TASK INSTRUCTIONS: Consider the records below. How many of their lines include the word "khoán"? State the number and nothing else.

RECORD LIST:
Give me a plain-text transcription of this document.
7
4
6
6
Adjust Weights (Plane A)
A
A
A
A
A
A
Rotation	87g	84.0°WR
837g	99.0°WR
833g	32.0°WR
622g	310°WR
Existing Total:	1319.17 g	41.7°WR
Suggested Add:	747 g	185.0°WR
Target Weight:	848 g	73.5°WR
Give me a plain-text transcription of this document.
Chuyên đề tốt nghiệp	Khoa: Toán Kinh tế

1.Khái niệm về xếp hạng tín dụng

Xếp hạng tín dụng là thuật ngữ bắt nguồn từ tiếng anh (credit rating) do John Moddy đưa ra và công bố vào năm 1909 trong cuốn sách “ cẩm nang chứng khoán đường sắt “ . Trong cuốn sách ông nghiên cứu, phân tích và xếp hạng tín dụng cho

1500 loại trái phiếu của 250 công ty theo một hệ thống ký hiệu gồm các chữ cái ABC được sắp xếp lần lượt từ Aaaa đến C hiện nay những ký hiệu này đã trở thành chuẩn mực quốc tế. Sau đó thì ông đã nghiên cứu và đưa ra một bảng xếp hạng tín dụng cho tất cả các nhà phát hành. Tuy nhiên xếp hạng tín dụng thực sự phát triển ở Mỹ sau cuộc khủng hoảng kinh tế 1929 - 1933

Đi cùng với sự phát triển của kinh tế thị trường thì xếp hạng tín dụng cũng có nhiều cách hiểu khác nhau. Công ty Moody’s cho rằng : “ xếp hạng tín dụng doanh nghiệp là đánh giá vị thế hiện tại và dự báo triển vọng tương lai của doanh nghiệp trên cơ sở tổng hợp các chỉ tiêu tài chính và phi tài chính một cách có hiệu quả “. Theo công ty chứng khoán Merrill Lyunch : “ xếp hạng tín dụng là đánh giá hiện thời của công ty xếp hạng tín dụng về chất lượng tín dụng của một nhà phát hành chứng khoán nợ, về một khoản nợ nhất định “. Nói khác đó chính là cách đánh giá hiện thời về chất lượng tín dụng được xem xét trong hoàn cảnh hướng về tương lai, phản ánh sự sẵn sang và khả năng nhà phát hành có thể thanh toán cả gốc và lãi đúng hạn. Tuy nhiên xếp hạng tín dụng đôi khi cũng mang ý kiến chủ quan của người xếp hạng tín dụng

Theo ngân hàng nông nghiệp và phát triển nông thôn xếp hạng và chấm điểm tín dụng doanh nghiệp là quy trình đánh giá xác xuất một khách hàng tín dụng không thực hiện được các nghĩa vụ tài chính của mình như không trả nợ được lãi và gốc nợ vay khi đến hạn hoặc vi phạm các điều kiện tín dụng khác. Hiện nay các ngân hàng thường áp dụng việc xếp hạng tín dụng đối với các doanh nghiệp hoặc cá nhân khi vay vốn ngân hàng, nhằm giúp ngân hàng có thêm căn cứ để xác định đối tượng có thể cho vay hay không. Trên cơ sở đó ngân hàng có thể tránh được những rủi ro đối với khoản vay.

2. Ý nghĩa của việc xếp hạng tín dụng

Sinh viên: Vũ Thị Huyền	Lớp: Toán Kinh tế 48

RESULT OF THE TASK: 2